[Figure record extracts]
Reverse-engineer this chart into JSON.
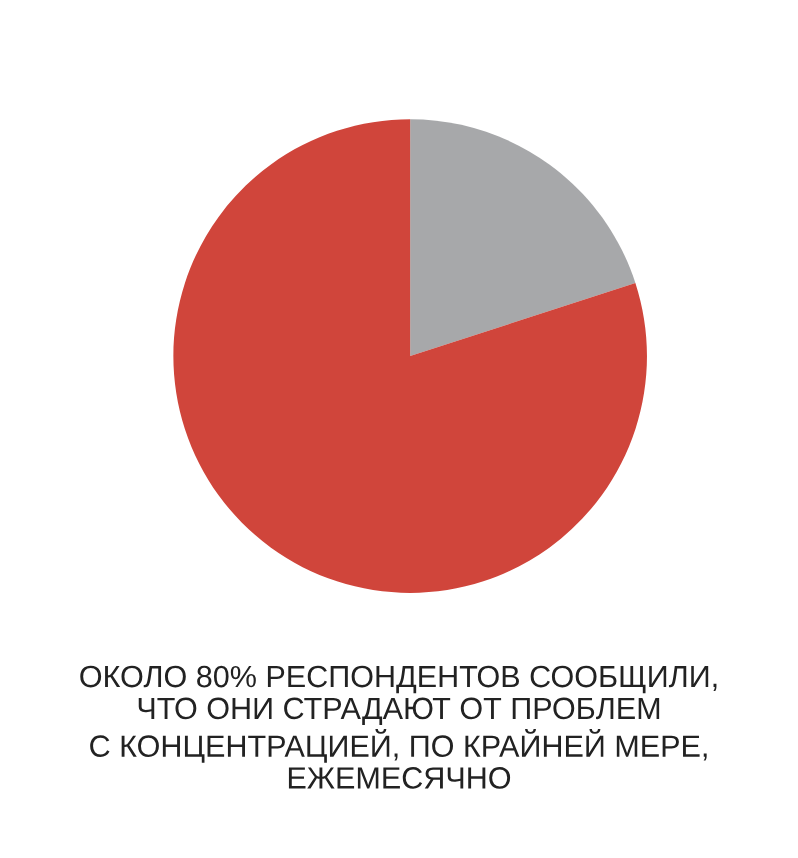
{
  "chart_data": {
    "type": "pie",
    "categories": [
      null,
      null
    ],
    "values": [
      20,
      80
    ],
    "colors": [
      "#a7a8aa",
      "#d0453b"
    ],
    "annotations": [
      "ОКОЛО 80% РЕСПОНДЕНТОВ СООБЩИЛИ,\nЧТО ОНИ СТРАДАЮТ ОТ ПРОБЛЕМ\nС КОНЦЕНТРАЦИЕЙ, ПО КРАЙНЕЙ МЕРЕ,\nЕЖЕМЕСЯЧНО"
    ]
  }
}
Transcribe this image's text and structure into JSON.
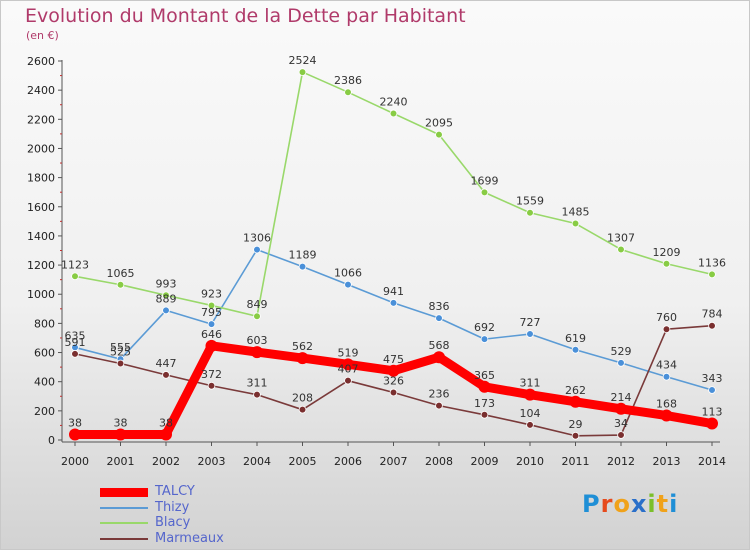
{
  "title": "Evolution du Montant de la Dette par Habitant",
  "subtitle": "(en €)",
  "logo": {
    "text": "Proxiti",
    "letters": [
      {
        "ch": "P",
        "color": "#1f8fd6"
      },
      {
        "ch": "r",
        "color": "#e64a1c"
      },
      {
        "ch": "o",
        "color": "#f0a21a"
      },
      {
        "ch": "x",
        "color": "#2a6fc9"
      },
      {
        "ch": "i",
        "color": "#7bbf2a"
      },
      {
        "ch": "t",
        "color": "#f0a21a"
      },
      {
        "ch": "i",
        "color": "#1f8fd6"
      }
    ]
  },
  "chart_data": {
    "type": "line",
    "title": "Evolution du Montant de la Dette par Habitant",
    "subtitle": "(en €)",
    "xlabel": "",
    "ylabel": "",
    "x": [
      "2000",
      "2001",
      "2002",
      "2003",
      "2004",
      "2005",
      "2006",
      "2007",
      "2008",
      "2009",
      "2010",
      "2011",
      "2012",
      "2013",
      "2014"
    ],
    "ylim": [
      0,
      2600
    ],
    "yticks": [
      0,
      200,
      400,
      600,
      800,
      1000,
      1200,
      1400,
      1600,
      1800,
      2000,
      2200,
      2400,
      2600
    ],
    "grid": false,
    "legend": "bottom-left",
    "series": [
      {
        "name": "Thizy",
        "color": "#5b9bd5",
        "marker": "#4a90d9",
        "values": [
          635,
          555,
          889,
          795,
          1306,
          1189,
          1066,
          941,
          836,
          692,
          727,
          619,
          529,
          434,
          343
        ],
        "labels": [
          "635",
          "555",
          "889",
          "795",
          "1306",
          "1189",
          "1066",
          "941",
          "836",
          "692",
          "727",
          "619",
          "529",
          "434",
          "343"
        ]
      },
      {
        "name": "Blacy",
        "color": "#99d86a",
        "marker": "#88cc44",
        "values": [
          1123,
          1065,
          993,
          923,
          849,
          2524,
          2386,
          2240,
          2095,
          1699,
          1559,
          1485,
          1307,
          1209,
          1136
        ],
        "labels": [
          "1123",
          "1065",
          "993",
          "923",
          "849",
          "2524",
          "2386",
          "2240",
          "2095",
          "1699",
          "1559",
          "1485",
          "1307",
          "1209",
          "1136"
        ]
      },
      {
        "name": "Marmeaux",
        "color": "#7a3a3a",
        "marker": "#7a2f2f",
        "values": [
          591,
          525,
          447,
          372,
          311,
          208,
          407,
          326,
          236,
          173,
          104,
          29,
          34,
          760,
          784
        ],
        "labels": [
          "591",
          "525",
          "447",
          "372",
          "311",
          "208",
          "407",
          "326",
          "236",
          "173",
          "104",
          "29",
          "34",
          "760",
          "784"
        ]
      },
      {
        "name": "TALCY",
        "color": "#ff0000",
        "marker": "#ff0000",
        "values": [
          38,
          38,
          38,
          646,
          603,
          562,
          519,
          475,
          568,
          365,
          311,
          262,
          214,
          168,
          113
        ],
        "labels": [
          "38",
          "38",
          "38",
          "646",
          "603",
          "562",
          "519",
          "475",
          "568",
          "365",
          "311",
          "262",
          "214",
          "168",
          "113"
        ]
      }
    ]
  },
  "legend_items": [
    {
      "name": "TALCY",
      "color": "#ff0000",
      "width": 9
    },
    {
      "name": "Thizy",
      "color": "#5b9bd5",
      "width": 2
    },
    {
      "name": "Blacy",
      "color": "#99d86a",
      "width": 2
    },
    {
      "name": "Marmeaux",
      "color": "#7a3a3a",
      "width": 2
    }
  ]
}
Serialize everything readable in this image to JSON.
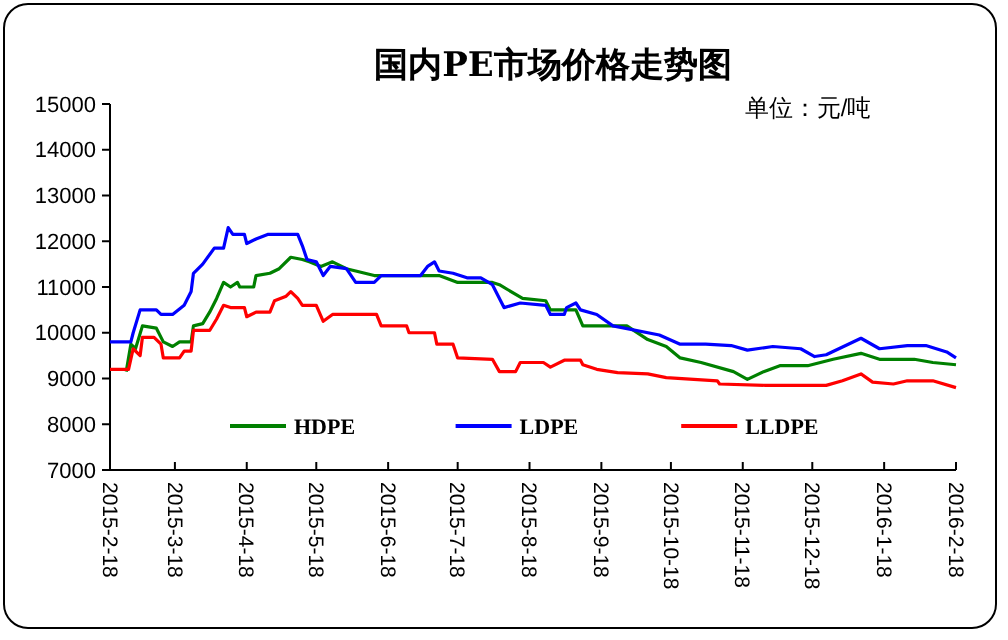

=== OBJECTIVE ===
Report only the number of lines in the records that include the word "name".

=== RESPONSE FOR THIS EXERCISE ===
8